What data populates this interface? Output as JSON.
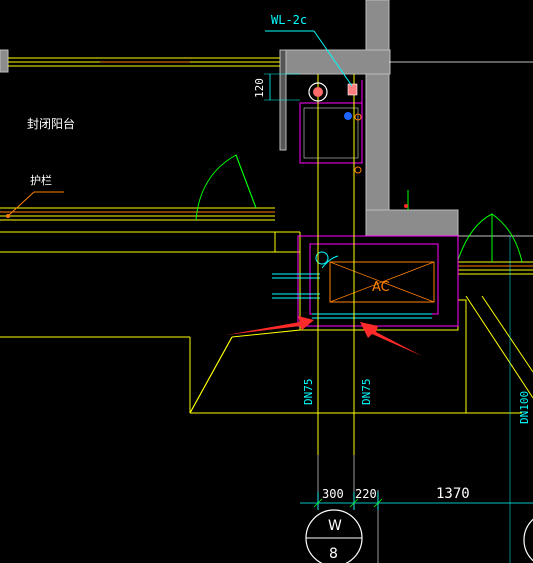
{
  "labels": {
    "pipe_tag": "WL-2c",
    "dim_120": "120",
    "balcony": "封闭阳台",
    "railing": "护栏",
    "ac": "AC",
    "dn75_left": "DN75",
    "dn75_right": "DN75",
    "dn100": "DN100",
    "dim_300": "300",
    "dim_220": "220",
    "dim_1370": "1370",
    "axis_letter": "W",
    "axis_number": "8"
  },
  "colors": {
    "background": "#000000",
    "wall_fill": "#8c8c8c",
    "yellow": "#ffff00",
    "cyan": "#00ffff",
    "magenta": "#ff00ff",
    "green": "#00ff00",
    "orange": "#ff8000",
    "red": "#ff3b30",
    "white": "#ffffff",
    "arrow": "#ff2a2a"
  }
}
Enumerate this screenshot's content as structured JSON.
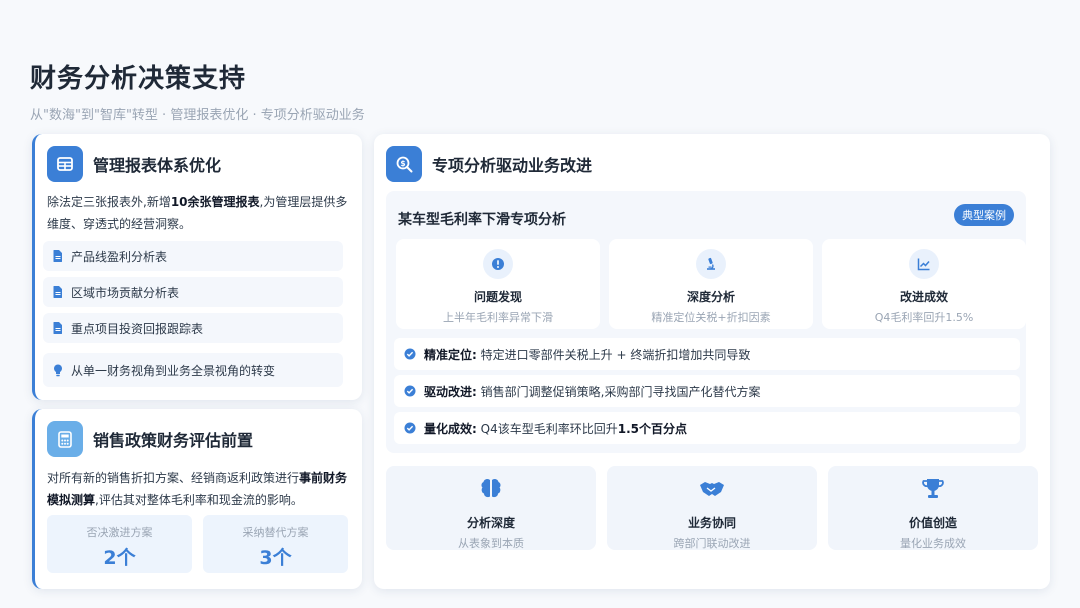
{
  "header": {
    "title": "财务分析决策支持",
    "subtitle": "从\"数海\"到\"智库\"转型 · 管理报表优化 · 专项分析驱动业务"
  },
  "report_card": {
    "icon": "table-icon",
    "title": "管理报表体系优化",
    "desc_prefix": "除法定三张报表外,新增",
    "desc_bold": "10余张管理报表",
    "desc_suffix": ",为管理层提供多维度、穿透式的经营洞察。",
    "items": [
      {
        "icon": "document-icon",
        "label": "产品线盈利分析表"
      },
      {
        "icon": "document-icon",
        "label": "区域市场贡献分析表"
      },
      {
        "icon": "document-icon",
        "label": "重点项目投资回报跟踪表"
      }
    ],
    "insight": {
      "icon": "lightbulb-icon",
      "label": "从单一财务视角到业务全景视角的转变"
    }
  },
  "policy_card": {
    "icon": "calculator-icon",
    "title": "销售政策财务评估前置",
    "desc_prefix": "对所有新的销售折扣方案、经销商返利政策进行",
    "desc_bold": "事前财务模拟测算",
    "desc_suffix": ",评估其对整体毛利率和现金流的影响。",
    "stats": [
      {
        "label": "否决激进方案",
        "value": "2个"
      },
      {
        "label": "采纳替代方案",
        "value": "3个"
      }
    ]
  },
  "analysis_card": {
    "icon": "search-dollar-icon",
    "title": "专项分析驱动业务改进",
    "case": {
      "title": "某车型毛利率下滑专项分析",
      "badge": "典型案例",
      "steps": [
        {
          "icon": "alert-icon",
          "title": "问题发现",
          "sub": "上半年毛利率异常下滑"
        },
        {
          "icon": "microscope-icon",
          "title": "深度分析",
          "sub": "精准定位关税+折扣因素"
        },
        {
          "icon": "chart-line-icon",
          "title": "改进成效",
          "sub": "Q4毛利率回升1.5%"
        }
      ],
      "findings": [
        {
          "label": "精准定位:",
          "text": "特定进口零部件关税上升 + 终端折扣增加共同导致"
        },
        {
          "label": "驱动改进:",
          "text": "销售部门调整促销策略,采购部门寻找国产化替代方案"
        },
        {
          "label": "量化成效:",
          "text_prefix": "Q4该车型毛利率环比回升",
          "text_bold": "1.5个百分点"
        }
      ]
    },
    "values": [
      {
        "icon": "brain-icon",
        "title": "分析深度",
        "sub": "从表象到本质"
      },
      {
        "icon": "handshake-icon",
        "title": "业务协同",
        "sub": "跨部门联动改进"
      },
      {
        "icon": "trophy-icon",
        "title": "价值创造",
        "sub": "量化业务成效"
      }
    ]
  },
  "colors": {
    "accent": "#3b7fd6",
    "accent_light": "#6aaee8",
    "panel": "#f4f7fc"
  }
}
----------
Stated problem.
Check each line of the entries above, and show every one holding the word "this".

Exercise response.
What data populates this interface? Output as JSON.
Enumerate this screenshot's content as structured JSON.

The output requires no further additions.